**FRAGMENTO DEL TEXTO**
4º PREDICACIÓN DE CUARESMA
P. Raniero Cantalamessa
Predicador de la Casa Pontificia
15 de MARZO de 2024

En nuestro comentario sobre el solemne «Yo Soy» de Cristo en el Evangelio de Juan, hemos llegado al capítulo 11. Está enteramente ocupado por el episodio de la resurrección de Lázaro. La enseñanza que Juan quiso transmitir a la Iglesia con la sabia composición del capítulo se puede resumir en tres puntos:

Primer punto: Jesús resucita a su amigo Lázaro (Jn 11, 1-44).

**ENUNCIADO 1**
Vuelve a escribir sin cambios las líneas de los registros desde la que contiene "494, 187, 503]" hasta la que contiene "56, 47, 64]", ambas incluidas.

Registros guardados:

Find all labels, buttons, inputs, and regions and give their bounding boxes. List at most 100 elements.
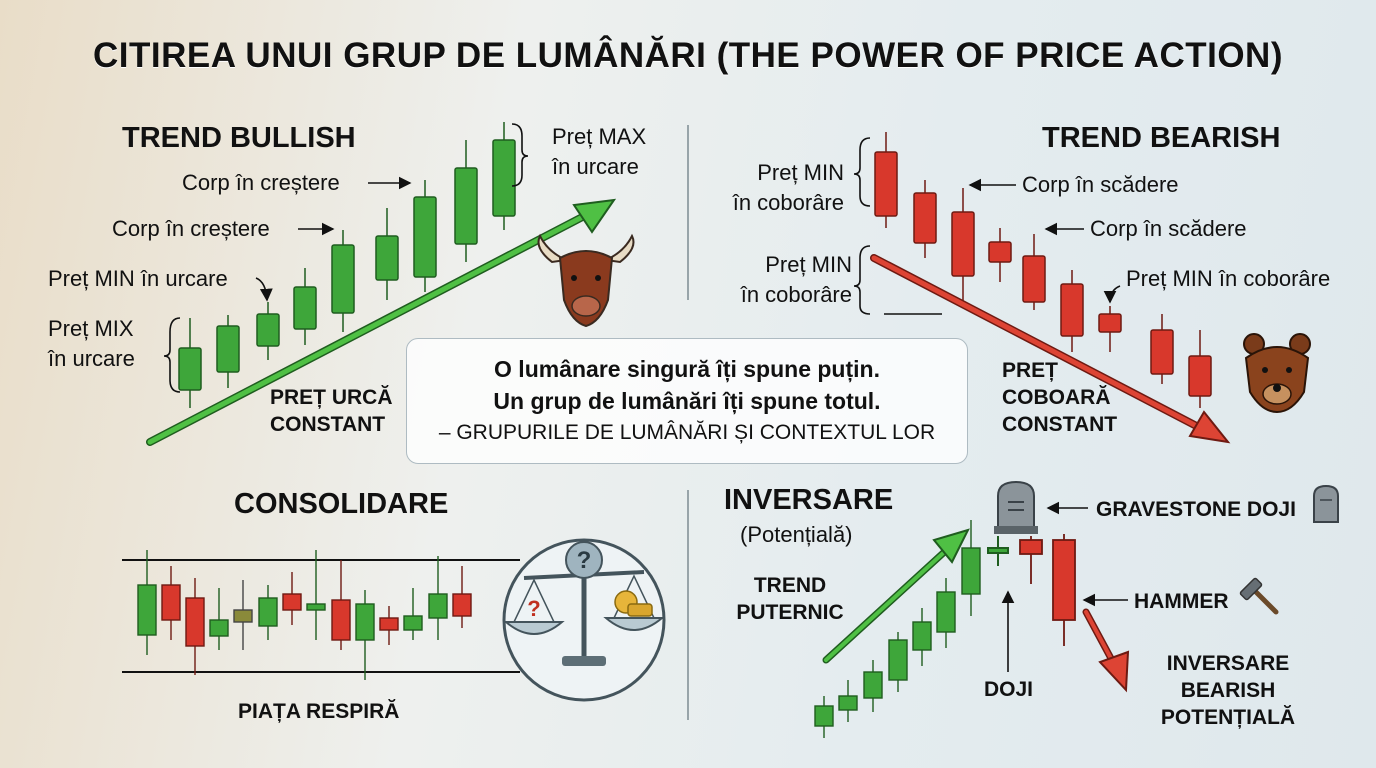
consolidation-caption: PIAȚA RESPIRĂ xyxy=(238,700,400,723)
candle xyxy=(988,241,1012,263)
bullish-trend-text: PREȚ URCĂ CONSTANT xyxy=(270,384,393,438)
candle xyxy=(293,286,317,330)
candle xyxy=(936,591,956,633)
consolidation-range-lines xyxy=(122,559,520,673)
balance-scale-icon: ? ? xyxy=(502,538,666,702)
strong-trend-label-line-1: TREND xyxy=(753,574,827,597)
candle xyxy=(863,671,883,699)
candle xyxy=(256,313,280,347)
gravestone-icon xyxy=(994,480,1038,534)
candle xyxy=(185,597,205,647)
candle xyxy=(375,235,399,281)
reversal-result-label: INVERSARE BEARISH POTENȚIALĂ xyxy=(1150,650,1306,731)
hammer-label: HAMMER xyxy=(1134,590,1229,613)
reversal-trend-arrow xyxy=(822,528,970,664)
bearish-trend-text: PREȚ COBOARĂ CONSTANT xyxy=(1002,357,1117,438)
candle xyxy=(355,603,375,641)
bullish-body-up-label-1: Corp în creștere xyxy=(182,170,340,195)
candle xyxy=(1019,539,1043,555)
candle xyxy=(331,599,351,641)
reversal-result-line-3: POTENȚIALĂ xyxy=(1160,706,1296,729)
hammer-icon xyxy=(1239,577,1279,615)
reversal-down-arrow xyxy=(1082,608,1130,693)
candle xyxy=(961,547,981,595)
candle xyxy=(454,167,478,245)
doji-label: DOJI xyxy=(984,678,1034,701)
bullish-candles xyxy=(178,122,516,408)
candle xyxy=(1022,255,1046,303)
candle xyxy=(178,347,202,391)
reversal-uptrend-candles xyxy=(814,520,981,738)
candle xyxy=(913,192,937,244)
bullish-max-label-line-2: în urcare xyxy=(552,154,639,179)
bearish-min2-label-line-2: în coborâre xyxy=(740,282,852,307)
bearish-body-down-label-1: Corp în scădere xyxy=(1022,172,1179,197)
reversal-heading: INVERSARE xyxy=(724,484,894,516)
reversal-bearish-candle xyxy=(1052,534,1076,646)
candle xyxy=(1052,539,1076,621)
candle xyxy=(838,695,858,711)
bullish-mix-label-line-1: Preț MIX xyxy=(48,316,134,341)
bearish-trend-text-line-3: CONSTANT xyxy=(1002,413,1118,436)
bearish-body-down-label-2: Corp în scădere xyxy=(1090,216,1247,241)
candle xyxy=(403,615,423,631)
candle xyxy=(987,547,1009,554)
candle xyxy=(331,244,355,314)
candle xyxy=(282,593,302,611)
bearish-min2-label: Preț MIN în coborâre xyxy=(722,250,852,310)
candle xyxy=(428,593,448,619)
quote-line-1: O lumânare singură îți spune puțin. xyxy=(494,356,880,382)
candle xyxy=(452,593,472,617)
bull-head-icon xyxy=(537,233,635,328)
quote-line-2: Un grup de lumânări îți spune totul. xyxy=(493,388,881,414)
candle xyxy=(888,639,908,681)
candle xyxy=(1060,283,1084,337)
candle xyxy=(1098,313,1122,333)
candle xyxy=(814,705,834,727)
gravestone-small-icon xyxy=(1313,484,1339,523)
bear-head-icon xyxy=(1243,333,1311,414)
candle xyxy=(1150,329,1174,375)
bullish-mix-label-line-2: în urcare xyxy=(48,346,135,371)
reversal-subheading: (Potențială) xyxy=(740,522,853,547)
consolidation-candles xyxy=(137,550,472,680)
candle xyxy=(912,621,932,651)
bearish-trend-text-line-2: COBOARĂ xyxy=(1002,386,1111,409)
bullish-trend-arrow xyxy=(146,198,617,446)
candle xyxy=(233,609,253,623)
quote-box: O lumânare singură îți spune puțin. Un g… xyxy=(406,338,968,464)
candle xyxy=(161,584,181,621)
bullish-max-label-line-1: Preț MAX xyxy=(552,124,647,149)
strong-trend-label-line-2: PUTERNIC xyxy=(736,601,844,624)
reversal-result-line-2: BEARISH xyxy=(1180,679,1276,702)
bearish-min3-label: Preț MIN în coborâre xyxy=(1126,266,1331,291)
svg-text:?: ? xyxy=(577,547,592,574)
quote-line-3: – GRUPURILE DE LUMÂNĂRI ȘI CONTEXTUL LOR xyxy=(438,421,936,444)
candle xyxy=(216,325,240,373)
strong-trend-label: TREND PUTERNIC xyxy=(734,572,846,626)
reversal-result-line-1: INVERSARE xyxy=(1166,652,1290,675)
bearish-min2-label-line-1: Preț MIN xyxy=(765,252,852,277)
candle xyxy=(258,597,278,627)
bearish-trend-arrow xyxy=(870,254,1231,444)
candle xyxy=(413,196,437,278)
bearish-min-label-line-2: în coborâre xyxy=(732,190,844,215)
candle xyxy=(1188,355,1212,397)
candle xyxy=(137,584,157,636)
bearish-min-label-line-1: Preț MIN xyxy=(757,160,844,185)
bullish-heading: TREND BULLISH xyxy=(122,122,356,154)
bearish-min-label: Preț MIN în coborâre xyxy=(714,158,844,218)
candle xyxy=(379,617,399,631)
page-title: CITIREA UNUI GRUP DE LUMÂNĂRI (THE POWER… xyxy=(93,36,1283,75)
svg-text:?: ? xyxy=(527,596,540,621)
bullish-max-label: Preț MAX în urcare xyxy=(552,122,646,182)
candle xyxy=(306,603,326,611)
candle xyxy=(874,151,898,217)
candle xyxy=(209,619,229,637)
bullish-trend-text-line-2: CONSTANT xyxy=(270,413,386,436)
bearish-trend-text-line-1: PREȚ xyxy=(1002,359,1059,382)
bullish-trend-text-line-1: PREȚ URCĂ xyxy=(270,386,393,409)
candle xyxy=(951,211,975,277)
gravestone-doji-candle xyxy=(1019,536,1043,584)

==

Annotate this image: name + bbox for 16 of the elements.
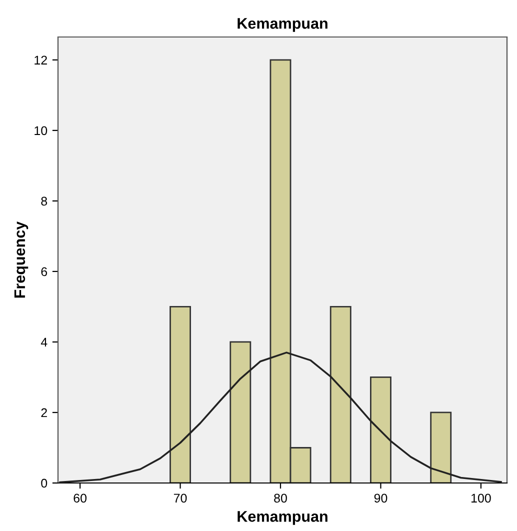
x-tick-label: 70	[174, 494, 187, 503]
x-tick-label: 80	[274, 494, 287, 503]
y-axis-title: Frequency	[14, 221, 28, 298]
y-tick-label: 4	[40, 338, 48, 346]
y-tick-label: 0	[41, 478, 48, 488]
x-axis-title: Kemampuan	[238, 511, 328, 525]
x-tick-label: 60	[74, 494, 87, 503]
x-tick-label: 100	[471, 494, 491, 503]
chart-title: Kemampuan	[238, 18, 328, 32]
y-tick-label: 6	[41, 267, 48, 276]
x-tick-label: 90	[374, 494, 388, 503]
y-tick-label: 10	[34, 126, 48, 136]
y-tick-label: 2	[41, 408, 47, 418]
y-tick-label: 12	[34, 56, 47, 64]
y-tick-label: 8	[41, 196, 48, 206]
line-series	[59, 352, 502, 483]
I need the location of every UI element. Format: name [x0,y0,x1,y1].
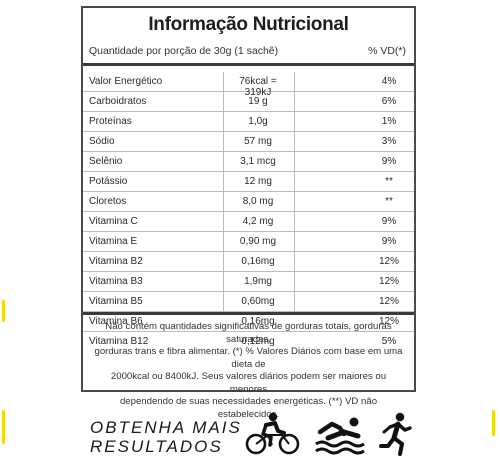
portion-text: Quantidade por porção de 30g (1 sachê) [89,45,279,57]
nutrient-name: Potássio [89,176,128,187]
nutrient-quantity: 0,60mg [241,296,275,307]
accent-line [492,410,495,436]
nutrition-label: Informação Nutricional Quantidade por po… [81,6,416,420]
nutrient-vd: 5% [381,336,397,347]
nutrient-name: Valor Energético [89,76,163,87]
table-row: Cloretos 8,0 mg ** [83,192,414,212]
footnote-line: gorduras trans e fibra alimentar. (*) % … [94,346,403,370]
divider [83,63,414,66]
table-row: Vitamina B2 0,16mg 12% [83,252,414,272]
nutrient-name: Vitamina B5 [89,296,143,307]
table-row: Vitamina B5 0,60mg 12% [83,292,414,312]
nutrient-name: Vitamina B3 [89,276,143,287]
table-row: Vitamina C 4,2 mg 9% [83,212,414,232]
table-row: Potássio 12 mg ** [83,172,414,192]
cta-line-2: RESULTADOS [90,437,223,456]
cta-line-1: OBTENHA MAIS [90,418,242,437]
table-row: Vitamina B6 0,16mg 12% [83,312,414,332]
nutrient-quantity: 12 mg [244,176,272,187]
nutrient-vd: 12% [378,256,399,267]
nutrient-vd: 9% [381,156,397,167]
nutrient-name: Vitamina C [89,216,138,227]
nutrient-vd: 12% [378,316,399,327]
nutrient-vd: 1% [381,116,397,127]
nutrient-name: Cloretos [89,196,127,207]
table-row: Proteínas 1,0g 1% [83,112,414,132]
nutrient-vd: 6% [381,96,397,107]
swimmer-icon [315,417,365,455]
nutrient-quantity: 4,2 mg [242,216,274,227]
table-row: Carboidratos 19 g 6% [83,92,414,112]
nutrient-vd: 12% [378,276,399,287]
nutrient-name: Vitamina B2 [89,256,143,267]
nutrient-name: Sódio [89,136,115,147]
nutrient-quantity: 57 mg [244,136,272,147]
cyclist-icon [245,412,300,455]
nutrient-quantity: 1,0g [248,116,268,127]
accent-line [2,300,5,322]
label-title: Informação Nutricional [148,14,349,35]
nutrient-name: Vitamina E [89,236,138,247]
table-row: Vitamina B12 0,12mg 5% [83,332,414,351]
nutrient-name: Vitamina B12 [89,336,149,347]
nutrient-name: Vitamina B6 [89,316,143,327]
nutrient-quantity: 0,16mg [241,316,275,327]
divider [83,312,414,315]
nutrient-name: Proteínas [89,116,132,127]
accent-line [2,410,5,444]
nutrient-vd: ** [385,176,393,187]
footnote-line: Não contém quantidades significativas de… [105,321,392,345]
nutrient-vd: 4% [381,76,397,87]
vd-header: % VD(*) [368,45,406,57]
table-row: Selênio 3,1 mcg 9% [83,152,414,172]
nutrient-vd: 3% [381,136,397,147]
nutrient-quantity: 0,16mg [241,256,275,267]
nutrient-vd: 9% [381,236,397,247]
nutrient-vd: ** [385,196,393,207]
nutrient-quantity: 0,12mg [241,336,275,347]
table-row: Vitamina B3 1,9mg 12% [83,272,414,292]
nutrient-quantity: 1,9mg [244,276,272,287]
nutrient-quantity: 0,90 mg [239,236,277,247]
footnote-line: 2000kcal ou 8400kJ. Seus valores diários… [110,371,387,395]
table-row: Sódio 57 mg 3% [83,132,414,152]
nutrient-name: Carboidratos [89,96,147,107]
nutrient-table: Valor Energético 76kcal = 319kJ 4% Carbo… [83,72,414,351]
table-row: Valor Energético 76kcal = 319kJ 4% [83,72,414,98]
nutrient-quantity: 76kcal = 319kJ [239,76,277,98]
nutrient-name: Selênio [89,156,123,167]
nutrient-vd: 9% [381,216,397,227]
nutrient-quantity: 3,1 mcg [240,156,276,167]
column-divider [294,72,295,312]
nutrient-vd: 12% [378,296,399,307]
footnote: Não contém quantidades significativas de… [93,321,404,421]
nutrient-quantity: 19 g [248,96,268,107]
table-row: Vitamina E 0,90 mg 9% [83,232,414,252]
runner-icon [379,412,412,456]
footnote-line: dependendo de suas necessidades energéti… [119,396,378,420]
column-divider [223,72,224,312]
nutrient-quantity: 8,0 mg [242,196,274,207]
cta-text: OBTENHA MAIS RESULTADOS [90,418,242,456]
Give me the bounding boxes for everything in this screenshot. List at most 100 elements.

--

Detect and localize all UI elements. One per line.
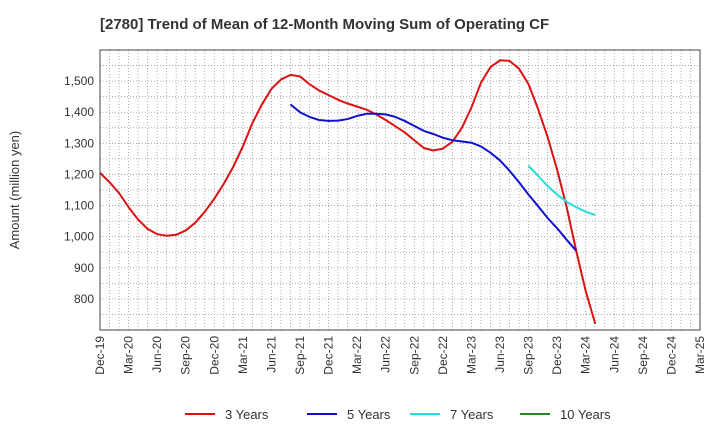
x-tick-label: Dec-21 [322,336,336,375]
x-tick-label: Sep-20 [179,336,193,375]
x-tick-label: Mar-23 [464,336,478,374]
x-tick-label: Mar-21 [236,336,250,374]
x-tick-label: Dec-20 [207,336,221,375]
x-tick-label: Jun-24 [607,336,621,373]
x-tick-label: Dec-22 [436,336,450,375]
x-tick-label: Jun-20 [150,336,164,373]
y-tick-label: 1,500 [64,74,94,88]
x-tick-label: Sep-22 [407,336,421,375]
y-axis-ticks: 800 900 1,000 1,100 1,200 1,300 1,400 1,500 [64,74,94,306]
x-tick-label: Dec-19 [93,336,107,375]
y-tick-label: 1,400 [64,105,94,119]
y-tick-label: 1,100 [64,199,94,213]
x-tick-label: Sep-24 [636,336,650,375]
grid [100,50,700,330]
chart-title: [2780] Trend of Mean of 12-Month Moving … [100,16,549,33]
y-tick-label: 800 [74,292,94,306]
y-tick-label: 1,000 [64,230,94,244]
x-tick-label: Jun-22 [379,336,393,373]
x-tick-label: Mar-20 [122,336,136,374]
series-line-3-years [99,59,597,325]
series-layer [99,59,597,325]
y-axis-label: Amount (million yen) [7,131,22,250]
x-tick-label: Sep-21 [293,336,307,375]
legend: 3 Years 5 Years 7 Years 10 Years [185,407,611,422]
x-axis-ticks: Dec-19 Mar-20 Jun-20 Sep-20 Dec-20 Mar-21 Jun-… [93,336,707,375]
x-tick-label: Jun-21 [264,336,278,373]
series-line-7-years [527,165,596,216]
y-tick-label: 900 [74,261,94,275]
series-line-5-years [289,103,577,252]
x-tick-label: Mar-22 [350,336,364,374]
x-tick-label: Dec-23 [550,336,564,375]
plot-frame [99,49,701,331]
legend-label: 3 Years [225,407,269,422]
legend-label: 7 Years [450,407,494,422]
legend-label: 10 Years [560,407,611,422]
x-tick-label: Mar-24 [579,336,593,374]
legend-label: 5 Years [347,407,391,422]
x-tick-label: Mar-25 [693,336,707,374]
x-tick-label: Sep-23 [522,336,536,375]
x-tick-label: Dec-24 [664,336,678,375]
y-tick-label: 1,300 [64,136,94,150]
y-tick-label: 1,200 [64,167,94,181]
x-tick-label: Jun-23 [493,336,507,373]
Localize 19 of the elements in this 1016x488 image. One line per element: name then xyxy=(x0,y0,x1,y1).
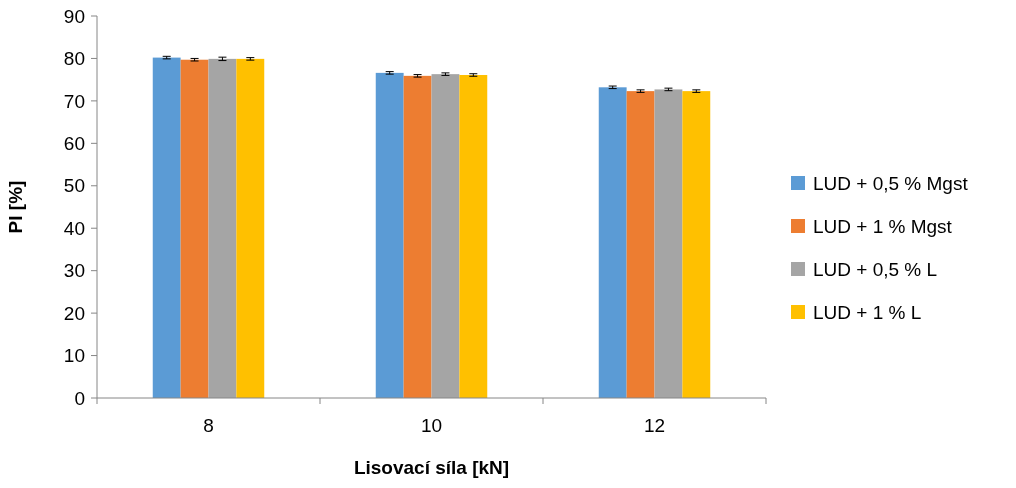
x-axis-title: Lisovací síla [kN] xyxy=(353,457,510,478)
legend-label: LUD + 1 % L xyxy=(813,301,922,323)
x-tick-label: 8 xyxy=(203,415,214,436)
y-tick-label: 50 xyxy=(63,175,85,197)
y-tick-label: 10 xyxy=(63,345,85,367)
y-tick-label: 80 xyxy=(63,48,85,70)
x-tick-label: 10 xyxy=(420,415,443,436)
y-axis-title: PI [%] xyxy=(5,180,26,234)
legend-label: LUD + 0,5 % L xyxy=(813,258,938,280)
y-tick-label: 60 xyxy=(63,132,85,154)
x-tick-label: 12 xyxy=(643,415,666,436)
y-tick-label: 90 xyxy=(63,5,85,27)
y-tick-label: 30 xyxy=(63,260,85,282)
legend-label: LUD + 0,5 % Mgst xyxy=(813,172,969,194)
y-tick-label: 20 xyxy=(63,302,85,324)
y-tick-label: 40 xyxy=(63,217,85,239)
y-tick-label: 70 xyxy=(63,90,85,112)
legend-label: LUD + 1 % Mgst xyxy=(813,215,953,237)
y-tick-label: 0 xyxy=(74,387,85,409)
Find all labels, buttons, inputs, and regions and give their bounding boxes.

**ENUNCIADO 2**
Responde según la predicación de Cuaresma:
(a) ¿Qué fecha lleva la predicación?
(b) ¿Qué capítulo del Evangelio de Juan está enteramente ocupado por el episodio de la resurrección de Lázaro?
(c) ¿Qué pasaje bíblico se cita junto al primer punto?

**RESPUESTA 1**
x-tick-label: 70	[174, 494, 187, 503]
x-tick-label: 80	[274, 494, 287, 503]
y-axis-title: Frequency	[14, 221, 28, 298]
y-tick-label: 4	[40, 338, 48, 346]
y-tick-label: 0	[41, 478, 48, 488]
x-axis-title: Kemampuan	[238, 511, 328, 525]
x-tick-label: 60	[74, 494, 87, 503]
x-tick-label: 100	[471, 494, 491, 503]
chart-title: Kemampuan	[238, 18, 328, 32]
y-tick-label: 6	[41, 267, 48, 276]
x-tick-label: 90	[374, 494, 388, 503]
y-tick-label: 10	[34, 126, 48, 136]
y-tick-label: 2	[41, 408, 47, 418]
y-tick-label: 12	[34, 56, 47, 64]

**RESPUESTA 2**
(a) El 15 de marzo de 2024.
(b) El capítulo 11.
(c) Jn 11, 1-44.